[Stored dataset items]
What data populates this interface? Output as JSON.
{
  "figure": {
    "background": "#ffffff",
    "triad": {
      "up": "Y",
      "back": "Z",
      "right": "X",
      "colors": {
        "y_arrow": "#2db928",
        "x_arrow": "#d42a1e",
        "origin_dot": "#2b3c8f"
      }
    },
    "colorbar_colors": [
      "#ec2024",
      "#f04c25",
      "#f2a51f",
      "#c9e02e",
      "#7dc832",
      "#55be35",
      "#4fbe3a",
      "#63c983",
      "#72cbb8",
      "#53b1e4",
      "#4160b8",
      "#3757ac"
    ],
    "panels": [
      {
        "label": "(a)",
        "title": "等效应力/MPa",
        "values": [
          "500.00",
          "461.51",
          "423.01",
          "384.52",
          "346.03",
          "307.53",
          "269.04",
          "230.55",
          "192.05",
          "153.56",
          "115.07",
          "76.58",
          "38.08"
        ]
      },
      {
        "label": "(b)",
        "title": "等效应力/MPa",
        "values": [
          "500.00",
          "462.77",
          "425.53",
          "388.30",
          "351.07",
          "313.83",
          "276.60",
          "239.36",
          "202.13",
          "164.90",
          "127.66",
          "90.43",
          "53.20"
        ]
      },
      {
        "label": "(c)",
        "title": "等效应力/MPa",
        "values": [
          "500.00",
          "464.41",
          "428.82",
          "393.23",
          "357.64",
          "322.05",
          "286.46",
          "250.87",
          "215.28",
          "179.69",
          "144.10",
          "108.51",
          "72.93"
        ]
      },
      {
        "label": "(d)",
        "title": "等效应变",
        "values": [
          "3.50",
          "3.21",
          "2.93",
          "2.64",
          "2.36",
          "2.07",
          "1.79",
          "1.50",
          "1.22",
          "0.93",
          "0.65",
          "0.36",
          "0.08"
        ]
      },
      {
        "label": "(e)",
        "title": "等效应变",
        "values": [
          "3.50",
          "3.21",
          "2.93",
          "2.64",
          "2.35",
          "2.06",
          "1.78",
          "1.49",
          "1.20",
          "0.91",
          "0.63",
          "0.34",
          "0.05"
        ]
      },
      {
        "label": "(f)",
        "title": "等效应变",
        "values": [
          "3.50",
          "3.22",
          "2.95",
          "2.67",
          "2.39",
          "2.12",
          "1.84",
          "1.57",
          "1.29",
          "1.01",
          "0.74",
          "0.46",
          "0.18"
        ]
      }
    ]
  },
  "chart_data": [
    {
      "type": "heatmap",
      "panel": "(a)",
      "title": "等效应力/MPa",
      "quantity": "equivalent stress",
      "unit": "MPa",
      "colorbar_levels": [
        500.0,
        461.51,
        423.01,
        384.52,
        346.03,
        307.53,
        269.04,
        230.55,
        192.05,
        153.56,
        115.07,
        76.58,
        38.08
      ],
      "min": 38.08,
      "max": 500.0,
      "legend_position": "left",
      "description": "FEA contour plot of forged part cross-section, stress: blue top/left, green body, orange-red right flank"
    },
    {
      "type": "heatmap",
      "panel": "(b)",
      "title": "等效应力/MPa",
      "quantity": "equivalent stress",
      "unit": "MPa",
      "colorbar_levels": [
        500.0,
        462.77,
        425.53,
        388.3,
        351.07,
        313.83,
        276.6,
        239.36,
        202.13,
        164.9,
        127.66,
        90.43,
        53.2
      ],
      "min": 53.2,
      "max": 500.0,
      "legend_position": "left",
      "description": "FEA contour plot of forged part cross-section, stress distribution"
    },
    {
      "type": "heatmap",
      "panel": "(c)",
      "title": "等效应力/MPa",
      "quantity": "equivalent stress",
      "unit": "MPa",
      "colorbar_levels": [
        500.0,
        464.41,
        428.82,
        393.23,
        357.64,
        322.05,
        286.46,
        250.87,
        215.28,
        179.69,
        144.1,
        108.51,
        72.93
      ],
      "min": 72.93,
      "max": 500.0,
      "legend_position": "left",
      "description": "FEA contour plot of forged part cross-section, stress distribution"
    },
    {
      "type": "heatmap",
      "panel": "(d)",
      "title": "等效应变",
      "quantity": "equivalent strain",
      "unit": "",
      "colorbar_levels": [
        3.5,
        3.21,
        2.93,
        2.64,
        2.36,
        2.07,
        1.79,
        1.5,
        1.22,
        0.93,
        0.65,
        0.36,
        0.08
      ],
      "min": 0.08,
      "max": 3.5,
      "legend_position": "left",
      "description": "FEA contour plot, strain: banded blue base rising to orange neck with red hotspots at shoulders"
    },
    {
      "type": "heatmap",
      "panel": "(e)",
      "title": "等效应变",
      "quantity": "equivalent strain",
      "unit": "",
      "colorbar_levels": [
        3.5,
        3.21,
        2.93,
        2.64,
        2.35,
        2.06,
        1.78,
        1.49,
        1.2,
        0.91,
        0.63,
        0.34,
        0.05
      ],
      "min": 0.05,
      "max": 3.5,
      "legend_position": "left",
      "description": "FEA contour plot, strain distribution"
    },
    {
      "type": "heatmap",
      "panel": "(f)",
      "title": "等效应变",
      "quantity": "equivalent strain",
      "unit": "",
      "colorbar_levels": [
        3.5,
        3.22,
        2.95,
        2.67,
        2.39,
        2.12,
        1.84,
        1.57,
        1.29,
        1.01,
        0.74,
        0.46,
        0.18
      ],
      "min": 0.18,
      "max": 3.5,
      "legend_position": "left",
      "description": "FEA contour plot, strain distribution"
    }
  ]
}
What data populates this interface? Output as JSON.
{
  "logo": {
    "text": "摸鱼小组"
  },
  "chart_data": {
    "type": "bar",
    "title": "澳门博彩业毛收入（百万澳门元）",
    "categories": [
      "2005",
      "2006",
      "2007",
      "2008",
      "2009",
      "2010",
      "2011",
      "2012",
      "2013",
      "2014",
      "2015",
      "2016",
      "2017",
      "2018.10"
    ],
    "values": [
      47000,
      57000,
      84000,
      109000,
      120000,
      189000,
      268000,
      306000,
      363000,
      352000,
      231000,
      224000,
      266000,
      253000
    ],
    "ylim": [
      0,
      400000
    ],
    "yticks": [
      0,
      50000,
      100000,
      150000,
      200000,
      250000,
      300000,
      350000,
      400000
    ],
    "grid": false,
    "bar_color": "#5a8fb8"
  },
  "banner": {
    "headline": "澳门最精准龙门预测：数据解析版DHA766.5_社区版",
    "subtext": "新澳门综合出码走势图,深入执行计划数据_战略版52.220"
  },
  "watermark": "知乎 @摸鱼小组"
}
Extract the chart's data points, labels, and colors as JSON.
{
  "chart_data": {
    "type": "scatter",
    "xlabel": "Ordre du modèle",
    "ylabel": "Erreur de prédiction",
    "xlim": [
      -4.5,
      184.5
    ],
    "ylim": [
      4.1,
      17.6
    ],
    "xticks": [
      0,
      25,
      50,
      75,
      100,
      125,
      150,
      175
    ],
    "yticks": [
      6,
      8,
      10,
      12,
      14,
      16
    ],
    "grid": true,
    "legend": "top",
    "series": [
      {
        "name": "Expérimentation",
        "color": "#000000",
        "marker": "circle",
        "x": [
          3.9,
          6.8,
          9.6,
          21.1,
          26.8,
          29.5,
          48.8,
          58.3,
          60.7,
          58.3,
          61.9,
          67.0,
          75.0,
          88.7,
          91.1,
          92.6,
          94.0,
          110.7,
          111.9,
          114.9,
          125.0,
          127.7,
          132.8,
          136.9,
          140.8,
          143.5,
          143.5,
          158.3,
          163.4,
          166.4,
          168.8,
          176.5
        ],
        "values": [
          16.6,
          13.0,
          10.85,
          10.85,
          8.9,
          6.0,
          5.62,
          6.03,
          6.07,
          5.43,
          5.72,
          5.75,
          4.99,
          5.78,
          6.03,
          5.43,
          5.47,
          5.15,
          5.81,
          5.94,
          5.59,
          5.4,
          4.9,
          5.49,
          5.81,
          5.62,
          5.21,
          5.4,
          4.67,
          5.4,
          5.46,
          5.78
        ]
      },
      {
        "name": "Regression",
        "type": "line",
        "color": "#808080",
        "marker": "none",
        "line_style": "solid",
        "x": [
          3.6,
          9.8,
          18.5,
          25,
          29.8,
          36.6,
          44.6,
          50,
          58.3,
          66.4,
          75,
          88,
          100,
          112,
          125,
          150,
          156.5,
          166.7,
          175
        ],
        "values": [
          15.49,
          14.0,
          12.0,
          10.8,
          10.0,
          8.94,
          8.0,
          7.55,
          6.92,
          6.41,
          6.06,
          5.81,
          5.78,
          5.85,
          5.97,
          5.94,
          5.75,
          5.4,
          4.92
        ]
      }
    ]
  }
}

● **WHAT THIS TASK INVOLVES**:
Among the lines of the material, find those that hold the word "name" and copy them.

● **RESULT**:
        "name": "Expérimentation",
        "name": "Regression",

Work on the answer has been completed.